> TASK GOAL:
All entries below need to be written out exactly, but without their pictures.

[Begin STORED ROWS]

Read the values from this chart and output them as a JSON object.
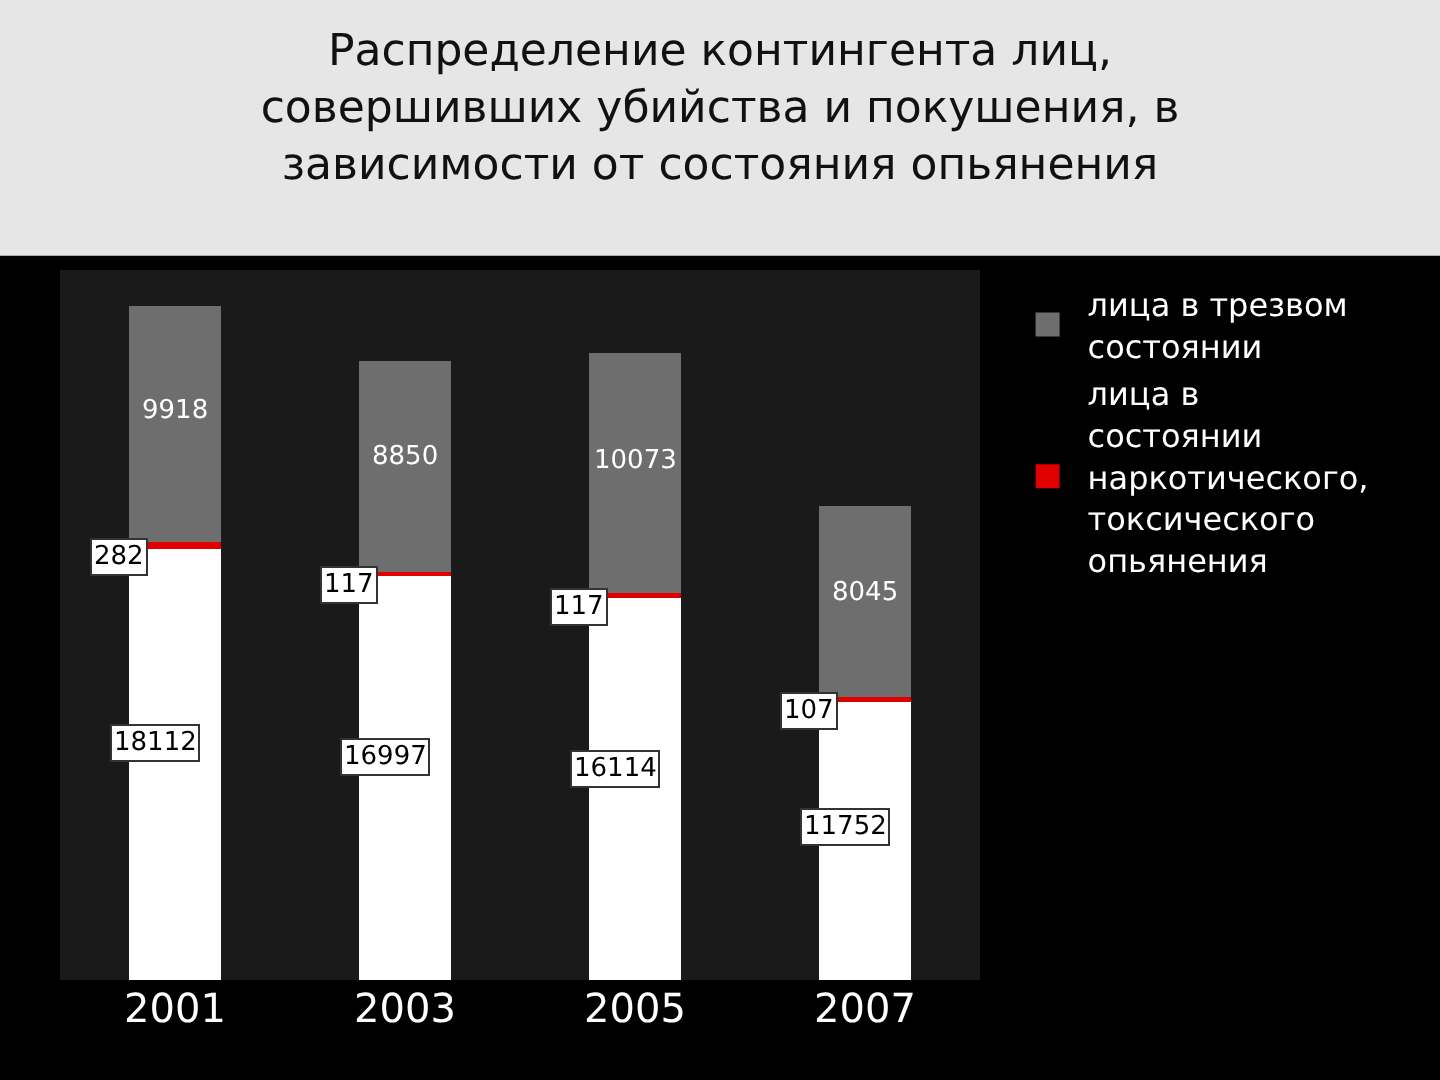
{
  "chart_data": {
    "type": "bar",
    "title": "Распределение контингента лиц, совершивших убийства и покушения, в зависимости от состояния опьянения",
    "categories": [
      "2001",
      "2003",
      "2005",
      "2007"
    ],
    "stacked": true,
    "data_labels": true,
    "tick_labels": "x",
    "legend": "right",
    "series": [
      {
        "color": "#ffffff",
        "values": [
          18112,
          16997,
          16114,
          11752
        ]
      },
      {
        "name": "лица в состоянии наркотического, токсического опьянения",
        "color": "#e00000",
        "values": [
          282,
          117,
          117,
          107
        ]
      },
      {
        "name": "лица в трезвом состоянии",
        "color": "#6e6e6e",
        "values": [
          9918,
          8850,
          10073,
          8045
        ]
      }
    ]
  }
}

[End STORED ROWS]

> SOLUTION BELOW:
Read the values from this chart and output them as a JSON object.
{
  "chart_data": {
    "type": "bar",
    "title": "Распределение контингента лиц, совершивших убийства и покушения, в зависимости от состояния опьянения",
    "categories": [
      "2001",
      "2003",
      "2005",
      "2007"
    ],
    "stacked": true,
    "data_labels": true,
    "tick_labels": "x",
    "legend": "right",
    "series": [
      {
        "color": "#ffffff",
        "values": [
          18112,
          16997,
          16114,
          11752
        ]
      },
      {
        "name": "лица в состоянии наркотического, токсического опьянения",
        "color": "#e00000",
        "values": [
          282,
          117,
          117,
          107
        ]
      },
      {
        "name": "лица в трезвом состоянии",
        "color": "#6e6e6e",
        "values": [
          9918,
          8850,
          10073,
          8045
        ]
      }
    ]
  }
}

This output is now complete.